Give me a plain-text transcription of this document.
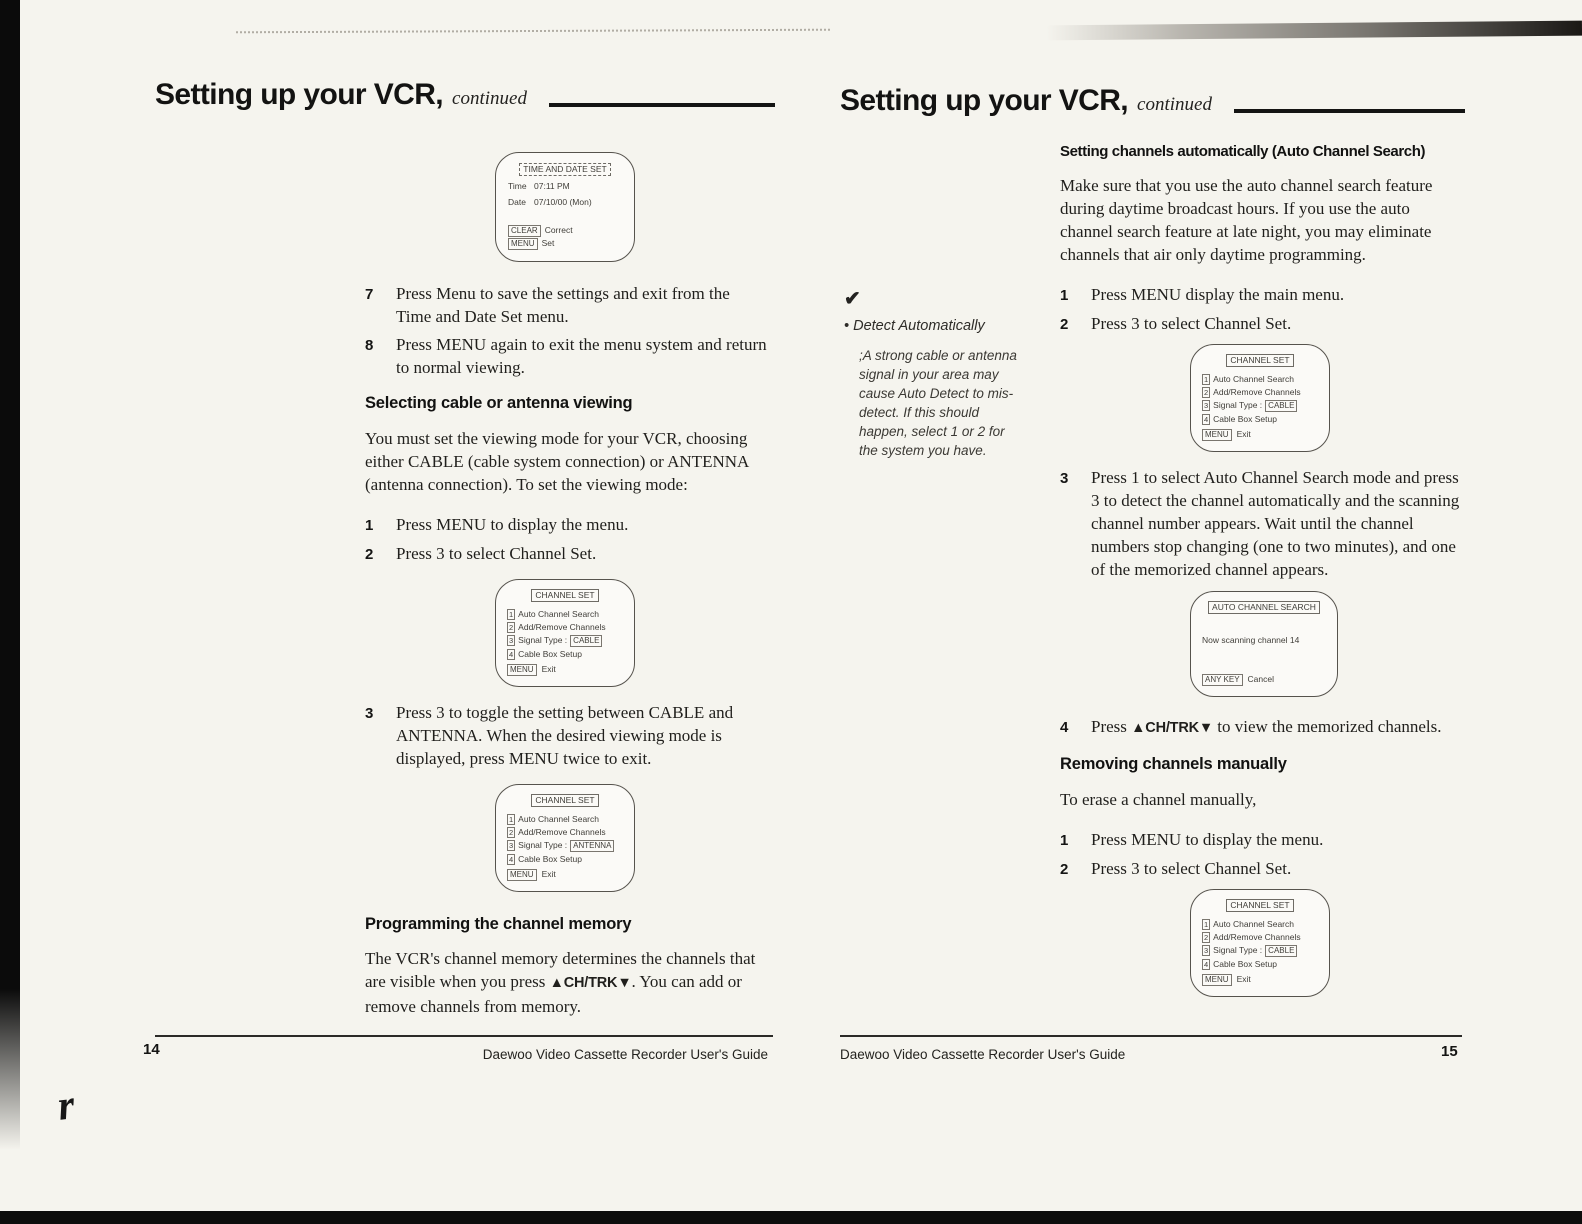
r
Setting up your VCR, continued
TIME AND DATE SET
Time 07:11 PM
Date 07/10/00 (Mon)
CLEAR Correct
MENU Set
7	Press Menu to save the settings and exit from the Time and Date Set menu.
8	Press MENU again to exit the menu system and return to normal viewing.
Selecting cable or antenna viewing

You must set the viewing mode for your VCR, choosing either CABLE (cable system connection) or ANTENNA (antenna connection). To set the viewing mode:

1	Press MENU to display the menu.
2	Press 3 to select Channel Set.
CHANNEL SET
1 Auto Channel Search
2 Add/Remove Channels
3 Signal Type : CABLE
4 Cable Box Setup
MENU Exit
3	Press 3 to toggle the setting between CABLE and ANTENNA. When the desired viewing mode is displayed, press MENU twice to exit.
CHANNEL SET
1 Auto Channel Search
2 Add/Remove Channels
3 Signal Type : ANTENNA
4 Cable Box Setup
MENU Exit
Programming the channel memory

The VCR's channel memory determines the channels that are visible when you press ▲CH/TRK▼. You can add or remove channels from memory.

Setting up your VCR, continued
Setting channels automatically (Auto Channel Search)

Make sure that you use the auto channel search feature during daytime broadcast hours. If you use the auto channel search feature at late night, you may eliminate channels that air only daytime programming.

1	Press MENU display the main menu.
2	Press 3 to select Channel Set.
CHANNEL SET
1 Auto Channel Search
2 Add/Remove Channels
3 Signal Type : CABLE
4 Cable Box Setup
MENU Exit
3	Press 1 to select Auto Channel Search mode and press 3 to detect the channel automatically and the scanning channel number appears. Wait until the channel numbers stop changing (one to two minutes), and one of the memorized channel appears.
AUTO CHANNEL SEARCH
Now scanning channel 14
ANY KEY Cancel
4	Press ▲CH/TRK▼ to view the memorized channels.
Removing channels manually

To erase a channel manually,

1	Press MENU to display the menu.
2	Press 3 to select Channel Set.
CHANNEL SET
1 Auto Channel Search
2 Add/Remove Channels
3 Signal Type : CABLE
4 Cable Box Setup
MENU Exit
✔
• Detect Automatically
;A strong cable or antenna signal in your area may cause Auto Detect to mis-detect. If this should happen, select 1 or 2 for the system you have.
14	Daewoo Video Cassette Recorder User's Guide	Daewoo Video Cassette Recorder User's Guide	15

────────────────────────────────────────

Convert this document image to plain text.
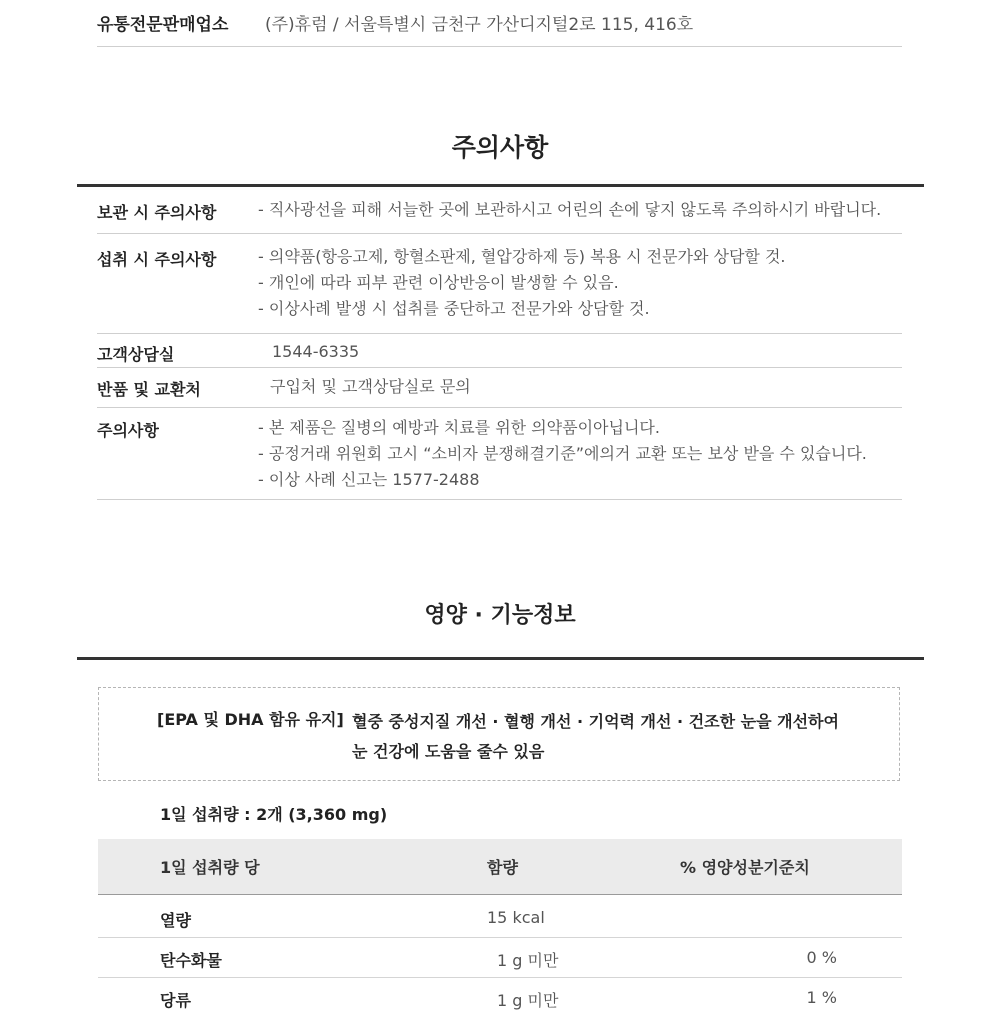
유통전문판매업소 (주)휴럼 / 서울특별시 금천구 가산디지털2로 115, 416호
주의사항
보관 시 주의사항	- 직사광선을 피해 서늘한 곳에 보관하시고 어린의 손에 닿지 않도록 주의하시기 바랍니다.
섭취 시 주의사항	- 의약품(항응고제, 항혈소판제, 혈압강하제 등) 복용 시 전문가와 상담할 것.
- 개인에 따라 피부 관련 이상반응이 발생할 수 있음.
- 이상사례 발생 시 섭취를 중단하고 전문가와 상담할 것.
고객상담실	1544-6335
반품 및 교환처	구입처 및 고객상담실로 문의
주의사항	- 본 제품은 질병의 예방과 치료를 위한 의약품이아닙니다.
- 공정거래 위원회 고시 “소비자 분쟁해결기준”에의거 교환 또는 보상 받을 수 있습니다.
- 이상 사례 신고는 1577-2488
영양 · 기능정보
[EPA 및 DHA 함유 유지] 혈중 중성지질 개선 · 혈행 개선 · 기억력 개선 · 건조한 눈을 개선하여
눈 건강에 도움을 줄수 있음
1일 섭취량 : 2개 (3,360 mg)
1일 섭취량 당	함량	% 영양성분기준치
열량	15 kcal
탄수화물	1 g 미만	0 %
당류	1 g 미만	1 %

────────────────────────────────────────

=== WHAT THE TASK ASKS ===
Identify every line holding the word "manually" and copy it out.

=== ANSWER IN FULL ===
Removing channels manually
To erase a channel manually,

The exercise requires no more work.